# THE REQUEST
For the material that follows, list every line containing the word "views".

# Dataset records
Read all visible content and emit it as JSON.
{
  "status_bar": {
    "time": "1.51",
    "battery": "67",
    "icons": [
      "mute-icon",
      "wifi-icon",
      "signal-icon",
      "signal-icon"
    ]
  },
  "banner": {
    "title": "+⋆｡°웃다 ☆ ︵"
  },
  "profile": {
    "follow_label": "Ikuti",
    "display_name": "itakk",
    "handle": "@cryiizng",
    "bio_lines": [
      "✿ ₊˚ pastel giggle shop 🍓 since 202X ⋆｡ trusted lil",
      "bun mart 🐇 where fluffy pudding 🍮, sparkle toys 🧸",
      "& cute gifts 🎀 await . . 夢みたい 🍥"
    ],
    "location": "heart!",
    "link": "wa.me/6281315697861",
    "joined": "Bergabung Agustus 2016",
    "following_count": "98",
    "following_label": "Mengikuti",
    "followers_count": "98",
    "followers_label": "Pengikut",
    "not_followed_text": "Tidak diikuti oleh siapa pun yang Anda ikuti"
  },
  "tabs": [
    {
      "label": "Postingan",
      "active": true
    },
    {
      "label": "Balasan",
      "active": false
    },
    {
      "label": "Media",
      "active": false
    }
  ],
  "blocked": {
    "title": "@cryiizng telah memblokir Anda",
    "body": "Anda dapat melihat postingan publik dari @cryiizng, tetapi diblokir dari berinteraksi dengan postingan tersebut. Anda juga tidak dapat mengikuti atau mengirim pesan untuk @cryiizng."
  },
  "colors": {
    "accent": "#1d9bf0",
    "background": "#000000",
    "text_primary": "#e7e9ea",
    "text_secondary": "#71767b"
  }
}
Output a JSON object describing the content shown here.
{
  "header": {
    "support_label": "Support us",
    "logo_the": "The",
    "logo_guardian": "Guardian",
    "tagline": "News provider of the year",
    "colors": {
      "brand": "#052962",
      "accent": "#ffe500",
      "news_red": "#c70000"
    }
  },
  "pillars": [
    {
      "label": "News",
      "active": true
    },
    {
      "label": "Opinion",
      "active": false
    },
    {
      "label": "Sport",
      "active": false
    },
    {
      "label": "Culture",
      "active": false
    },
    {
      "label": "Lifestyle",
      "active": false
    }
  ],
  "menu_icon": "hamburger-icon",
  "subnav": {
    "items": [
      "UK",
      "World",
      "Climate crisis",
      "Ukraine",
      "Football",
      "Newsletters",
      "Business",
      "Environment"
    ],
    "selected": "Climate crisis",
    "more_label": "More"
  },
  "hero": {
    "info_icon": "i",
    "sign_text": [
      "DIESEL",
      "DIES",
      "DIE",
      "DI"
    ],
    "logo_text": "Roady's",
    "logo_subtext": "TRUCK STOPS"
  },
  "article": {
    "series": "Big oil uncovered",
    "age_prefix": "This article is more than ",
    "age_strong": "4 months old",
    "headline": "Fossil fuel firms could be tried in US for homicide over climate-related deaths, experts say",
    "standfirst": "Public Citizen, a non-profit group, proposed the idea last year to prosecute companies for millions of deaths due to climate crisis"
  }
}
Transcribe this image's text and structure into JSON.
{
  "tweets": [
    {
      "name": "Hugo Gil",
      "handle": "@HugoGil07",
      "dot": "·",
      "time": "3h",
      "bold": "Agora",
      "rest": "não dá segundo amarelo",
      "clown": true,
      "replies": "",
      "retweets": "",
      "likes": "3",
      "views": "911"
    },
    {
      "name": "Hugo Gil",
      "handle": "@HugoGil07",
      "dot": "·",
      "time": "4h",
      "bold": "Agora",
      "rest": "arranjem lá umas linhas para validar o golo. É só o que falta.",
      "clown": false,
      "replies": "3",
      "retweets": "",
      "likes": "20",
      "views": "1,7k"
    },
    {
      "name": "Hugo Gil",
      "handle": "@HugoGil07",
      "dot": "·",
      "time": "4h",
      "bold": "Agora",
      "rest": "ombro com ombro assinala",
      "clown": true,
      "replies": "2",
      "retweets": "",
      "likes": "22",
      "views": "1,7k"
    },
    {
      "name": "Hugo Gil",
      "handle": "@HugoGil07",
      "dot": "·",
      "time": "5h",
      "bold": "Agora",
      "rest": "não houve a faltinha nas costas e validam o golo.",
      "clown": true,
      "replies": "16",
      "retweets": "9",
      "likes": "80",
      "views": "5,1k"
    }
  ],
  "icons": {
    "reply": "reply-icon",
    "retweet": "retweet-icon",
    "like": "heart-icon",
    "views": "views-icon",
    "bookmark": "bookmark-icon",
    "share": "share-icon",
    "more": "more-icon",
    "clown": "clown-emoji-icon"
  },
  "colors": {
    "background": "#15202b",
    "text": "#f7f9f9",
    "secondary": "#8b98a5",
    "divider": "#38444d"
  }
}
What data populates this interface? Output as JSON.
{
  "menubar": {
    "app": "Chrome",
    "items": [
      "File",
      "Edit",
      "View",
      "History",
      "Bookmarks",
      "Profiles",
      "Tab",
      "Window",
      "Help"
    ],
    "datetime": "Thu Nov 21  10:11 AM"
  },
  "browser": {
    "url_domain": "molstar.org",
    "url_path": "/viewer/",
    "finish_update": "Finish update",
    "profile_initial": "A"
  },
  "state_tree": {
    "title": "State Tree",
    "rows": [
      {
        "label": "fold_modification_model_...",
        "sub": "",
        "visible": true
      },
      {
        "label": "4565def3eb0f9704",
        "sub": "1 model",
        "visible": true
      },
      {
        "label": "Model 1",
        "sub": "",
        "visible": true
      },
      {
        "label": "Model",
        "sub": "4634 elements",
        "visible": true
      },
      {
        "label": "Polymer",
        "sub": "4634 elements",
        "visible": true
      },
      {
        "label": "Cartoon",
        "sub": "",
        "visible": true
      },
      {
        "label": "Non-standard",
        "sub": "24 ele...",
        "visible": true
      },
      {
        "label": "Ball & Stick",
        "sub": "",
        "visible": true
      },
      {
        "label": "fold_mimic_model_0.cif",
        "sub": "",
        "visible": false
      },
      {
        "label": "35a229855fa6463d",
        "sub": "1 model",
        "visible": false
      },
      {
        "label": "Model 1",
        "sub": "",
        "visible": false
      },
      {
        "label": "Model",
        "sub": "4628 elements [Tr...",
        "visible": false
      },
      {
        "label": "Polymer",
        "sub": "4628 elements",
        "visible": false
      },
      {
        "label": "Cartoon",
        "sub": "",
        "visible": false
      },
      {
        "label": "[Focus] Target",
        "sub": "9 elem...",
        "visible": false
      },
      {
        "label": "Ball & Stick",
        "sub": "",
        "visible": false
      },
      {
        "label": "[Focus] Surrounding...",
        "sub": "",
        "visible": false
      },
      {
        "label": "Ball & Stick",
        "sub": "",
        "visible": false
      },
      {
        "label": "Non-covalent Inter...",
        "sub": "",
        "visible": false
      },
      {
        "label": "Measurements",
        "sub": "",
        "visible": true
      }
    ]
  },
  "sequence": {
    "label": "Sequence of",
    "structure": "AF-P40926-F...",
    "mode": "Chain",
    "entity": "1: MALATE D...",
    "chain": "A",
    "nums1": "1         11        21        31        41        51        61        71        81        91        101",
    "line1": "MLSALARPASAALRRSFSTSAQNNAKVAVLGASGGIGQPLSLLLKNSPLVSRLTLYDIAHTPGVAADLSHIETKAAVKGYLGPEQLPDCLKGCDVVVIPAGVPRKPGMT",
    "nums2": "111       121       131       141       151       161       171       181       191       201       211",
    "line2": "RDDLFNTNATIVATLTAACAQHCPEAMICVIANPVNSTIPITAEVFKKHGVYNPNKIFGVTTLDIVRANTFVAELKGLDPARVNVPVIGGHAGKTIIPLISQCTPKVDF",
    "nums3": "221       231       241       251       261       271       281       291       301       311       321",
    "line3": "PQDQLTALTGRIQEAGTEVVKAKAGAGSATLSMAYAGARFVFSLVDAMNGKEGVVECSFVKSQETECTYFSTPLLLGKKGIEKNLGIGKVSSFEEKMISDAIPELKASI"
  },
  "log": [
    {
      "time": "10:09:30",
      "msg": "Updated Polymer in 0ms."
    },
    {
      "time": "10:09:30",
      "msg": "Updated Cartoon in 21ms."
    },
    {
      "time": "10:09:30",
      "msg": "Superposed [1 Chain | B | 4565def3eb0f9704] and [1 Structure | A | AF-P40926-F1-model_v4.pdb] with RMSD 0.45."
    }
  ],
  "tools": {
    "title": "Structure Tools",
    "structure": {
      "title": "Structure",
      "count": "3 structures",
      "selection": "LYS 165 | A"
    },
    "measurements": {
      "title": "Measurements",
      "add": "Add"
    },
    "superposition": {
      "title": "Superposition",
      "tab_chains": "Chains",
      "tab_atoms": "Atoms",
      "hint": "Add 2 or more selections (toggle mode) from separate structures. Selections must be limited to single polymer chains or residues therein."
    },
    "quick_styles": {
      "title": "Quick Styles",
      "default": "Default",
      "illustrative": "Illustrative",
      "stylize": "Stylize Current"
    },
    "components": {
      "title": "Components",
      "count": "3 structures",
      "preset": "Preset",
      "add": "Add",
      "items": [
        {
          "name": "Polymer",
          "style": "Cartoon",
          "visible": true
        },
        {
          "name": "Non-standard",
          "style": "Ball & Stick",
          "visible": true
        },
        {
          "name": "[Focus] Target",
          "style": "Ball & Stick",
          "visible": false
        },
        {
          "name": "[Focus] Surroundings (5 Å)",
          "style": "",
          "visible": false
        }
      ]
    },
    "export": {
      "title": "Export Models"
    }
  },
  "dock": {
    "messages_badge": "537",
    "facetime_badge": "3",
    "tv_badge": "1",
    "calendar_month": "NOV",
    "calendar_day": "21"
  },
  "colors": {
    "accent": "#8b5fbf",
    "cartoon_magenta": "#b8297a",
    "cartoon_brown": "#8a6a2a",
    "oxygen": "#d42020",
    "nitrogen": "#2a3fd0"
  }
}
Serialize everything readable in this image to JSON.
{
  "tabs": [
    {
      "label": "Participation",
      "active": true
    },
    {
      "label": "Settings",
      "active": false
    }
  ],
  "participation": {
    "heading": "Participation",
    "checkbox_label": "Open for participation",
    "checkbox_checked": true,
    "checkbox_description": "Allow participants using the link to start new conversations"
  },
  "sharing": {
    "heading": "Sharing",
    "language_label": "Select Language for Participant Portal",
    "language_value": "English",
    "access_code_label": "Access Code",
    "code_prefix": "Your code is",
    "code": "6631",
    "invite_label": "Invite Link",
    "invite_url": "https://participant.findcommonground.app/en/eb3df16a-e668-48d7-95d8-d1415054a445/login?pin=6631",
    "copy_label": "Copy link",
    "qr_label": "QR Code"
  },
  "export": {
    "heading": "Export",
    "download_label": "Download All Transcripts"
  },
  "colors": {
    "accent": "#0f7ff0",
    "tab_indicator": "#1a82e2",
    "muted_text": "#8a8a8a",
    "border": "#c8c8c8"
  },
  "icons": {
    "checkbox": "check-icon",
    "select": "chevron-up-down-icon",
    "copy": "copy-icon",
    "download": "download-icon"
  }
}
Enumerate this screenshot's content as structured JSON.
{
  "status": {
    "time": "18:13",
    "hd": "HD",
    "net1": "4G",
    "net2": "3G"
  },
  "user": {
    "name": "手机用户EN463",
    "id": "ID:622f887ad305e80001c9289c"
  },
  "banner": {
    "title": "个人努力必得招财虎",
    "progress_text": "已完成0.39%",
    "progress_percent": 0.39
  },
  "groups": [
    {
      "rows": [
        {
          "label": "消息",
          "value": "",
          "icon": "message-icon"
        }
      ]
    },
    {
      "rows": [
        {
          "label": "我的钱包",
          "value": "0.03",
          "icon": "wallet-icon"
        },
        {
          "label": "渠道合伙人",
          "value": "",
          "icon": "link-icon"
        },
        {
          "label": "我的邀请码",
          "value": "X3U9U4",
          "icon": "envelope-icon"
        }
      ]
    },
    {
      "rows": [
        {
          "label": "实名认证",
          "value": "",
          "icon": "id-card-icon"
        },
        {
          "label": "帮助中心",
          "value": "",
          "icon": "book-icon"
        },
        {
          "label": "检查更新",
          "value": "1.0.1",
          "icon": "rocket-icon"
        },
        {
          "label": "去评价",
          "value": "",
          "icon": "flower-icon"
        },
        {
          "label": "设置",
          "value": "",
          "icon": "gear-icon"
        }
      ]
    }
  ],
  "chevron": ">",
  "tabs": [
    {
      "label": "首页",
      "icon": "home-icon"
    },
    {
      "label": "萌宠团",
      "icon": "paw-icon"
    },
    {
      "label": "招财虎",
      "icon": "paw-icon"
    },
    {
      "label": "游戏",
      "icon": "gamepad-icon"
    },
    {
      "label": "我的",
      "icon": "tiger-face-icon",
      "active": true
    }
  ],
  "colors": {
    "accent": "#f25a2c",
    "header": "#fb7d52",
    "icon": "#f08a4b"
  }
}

# FINISHED TASK
      "views": "911"
      "views": "1,7k"
      "views": "1,7k"
      "views": "5,1k"
    "views": "views-icon",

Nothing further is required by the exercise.